→ The request
In the material below, identify each line bearing the word "logro". Reproduce those lines.

→ The input
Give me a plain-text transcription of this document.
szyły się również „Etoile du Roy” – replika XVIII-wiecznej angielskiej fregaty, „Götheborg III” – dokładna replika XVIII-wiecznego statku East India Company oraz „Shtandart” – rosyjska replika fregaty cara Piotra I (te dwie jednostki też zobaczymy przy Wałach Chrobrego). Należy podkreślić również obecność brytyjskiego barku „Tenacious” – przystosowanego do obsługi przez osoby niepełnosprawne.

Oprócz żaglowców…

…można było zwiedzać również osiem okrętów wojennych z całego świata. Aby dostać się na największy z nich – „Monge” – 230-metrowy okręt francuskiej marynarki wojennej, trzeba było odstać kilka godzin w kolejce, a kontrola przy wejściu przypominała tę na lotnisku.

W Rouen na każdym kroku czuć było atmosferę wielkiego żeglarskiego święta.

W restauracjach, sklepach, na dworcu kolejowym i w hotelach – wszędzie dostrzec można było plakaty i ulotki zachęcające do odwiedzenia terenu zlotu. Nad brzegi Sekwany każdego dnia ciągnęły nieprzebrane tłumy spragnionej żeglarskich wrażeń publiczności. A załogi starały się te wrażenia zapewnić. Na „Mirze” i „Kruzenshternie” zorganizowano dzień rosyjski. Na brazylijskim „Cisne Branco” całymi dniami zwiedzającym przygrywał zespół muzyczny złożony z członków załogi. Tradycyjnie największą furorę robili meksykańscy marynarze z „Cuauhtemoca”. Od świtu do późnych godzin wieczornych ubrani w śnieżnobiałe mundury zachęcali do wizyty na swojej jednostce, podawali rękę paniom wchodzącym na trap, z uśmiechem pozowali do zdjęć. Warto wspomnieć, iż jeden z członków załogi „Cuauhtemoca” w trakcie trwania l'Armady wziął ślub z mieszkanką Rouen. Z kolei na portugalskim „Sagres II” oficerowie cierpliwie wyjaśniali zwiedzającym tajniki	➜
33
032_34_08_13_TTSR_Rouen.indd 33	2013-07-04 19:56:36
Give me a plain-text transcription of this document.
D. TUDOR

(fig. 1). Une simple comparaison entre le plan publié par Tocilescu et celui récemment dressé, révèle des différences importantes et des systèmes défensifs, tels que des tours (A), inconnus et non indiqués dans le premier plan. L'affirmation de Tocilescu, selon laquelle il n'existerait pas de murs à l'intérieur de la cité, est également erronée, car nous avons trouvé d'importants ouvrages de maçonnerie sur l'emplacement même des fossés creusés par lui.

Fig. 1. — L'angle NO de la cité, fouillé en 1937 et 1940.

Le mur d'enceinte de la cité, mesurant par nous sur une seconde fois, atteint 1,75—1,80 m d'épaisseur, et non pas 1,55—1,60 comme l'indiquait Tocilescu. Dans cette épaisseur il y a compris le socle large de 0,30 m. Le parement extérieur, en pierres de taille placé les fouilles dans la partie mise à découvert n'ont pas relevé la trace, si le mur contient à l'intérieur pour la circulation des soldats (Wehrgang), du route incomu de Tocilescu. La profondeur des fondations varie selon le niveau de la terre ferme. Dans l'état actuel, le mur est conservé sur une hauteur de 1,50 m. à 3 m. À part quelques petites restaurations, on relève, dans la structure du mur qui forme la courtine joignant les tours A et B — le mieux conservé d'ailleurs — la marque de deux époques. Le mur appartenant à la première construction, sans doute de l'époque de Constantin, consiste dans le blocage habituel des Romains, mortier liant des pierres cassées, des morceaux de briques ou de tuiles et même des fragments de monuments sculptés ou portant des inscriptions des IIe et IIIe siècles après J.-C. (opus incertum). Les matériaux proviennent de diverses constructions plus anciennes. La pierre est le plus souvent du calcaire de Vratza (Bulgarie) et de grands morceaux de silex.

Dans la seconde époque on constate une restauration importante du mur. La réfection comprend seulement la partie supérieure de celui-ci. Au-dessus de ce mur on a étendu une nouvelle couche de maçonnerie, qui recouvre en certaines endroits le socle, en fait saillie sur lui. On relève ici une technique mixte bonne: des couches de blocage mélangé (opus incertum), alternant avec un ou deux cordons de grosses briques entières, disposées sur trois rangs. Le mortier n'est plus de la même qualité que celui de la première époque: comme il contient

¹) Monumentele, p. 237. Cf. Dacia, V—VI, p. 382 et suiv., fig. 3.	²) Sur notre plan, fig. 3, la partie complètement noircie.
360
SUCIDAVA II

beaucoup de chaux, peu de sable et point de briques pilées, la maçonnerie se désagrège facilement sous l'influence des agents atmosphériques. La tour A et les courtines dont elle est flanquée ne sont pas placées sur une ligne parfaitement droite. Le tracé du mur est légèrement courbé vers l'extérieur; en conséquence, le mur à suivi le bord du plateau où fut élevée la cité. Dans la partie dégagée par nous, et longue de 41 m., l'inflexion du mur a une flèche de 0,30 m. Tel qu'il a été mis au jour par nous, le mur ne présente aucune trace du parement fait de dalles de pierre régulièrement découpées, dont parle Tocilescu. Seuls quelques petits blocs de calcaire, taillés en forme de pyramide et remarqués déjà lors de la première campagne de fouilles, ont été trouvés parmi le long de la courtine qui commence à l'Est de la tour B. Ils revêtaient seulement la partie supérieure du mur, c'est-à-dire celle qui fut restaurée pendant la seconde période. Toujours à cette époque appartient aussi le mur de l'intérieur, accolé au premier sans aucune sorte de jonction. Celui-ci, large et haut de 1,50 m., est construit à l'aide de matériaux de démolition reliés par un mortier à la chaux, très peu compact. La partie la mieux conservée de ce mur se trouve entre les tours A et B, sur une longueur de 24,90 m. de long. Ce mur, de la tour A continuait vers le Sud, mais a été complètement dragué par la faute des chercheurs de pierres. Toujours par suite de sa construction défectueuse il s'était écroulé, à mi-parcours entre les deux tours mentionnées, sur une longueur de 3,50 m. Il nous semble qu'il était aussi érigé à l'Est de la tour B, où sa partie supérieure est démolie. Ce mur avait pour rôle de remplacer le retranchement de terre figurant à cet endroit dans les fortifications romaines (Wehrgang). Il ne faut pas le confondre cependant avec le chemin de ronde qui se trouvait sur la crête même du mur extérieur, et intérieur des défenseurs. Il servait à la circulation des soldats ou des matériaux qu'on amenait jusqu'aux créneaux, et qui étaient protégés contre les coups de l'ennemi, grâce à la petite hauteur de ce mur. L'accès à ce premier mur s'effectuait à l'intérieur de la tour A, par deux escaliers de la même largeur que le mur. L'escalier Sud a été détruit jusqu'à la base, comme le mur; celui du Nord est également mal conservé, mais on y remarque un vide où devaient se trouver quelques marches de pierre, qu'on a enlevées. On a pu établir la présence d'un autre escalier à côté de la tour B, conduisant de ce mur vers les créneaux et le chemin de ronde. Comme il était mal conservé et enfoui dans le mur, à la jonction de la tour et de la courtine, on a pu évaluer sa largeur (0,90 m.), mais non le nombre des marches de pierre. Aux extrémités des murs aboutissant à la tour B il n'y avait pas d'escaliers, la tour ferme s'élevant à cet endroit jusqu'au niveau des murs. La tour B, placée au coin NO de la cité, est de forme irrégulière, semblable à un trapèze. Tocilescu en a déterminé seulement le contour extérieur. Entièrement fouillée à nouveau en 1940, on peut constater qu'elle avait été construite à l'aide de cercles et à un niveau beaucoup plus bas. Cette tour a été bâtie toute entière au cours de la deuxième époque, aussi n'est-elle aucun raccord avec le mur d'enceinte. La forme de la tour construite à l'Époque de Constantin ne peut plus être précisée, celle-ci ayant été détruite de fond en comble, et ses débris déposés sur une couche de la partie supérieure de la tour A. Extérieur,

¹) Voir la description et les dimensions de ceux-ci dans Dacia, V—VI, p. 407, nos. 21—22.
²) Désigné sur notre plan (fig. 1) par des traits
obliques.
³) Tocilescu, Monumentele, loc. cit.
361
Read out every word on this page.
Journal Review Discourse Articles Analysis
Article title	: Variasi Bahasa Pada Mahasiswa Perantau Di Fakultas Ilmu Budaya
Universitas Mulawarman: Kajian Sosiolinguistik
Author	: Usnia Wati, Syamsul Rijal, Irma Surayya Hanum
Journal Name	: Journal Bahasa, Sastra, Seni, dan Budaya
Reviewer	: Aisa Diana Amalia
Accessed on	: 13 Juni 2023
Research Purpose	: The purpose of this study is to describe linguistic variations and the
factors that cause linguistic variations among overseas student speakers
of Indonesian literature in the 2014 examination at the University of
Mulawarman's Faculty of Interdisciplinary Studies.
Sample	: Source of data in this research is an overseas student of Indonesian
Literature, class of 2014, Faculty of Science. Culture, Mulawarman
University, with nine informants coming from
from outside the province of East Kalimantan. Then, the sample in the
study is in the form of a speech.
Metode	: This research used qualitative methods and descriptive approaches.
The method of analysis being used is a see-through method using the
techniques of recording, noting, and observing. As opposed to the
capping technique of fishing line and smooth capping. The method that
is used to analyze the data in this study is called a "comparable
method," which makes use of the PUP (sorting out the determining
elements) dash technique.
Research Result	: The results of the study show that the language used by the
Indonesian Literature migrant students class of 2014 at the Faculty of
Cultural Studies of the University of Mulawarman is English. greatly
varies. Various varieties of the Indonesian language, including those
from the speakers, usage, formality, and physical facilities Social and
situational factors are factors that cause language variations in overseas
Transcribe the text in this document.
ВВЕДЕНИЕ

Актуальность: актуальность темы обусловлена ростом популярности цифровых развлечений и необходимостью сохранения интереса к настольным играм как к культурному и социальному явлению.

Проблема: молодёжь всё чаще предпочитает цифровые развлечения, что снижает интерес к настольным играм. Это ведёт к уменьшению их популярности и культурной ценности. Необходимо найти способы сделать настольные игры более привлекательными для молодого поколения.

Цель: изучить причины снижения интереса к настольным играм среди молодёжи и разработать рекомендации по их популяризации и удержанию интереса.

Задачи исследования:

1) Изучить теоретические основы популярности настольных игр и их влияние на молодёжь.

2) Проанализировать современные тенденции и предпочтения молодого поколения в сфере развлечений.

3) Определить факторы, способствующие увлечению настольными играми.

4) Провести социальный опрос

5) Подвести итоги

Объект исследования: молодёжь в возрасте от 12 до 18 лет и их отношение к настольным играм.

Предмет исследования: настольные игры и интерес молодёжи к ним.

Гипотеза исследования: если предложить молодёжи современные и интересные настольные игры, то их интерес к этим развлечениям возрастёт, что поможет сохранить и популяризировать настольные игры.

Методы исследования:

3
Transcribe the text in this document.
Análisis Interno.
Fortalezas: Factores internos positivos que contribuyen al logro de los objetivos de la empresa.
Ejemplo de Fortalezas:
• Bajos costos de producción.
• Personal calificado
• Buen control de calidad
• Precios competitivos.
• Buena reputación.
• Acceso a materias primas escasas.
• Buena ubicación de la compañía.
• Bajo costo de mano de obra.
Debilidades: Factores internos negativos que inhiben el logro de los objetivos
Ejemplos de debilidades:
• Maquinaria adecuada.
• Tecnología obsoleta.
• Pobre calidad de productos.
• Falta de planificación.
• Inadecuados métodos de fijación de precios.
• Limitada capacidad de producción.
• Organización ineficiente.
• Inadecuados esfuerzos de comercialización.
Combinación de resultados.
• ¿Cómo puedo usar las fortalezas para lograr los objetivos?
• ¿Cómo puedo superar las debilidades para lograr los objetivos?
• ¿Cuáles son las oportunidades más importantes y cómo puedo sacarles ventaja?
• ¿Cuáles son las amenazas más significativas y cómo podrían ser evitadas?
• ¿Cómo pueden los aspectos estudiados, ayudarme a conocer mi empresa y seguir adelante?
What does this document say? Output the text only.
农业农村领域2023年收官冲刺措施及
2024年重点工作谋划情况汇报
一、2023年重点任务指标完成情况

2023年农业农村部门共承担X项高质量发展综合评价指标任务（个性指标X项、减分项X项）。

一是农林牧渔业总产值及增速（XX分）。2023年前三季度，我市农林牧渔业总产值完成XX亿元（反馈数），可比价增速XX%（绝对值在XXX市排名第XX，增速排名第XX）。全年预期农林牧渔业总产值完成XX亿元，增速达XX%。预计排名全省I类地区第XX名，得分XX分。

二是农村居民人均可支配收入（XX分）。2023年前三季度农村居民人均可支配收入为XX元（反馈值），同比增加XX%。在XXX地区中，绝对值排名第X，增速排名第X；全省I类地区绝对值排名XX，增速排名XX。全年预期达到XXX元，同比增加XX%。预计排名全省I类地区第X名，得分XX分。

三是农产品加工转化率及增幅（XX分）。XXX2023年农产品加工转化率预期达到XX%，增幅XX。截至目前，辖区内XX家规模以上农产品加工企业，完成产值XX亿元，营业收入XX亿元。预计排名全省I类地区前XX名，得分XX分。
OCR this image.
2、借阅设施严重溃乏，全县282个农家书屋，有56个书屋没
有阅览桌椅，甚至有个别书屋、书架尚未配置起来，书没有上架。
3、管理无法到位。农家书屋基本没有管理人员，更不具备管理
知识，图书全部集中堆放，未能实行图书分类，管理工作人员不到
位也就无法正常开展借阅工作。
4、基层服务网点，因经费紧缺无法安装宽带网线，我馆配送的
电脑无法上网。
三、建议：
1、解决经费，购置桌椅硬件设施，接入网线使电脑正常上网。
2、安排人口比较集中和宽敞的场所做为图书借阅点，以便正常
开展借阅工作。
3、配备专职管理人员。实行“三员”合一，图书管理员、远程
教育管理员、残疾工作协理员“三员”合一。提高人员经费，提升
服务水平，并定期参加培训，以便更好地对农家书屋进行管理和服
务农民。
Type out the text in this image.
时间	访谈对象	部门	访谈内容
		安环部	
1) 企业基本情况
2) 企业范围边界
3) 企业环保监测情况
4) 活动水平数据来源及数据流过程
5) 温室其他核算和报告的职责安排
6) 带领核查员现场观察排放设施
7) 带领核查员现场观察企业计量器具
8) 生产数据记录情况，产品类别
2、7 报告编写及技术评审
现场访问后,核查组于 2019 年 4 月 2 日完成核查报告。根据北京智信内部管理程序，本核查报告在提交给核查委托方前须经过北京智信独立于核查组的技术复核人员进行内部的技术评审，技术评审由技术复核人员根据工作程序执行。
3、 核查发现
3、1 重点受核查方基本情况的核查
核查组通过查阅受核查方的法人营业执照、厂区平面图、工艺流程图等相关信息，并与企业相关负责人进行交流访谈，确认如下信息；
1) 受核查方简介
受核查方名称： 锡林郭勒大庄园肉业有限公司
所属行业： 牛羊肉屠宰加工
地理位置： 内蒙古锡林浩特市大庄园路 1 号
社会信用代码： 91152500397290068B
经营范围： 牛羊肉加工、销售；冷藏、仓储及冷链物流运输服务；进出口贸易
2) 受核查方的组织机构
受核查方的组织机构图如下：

→ Reply
Fortalezas: Factores internos positivos que contribuyen al logro de los objetivos de la empresa.
Debilidades: Factores internos negativos que inhiben el logro de los objetivos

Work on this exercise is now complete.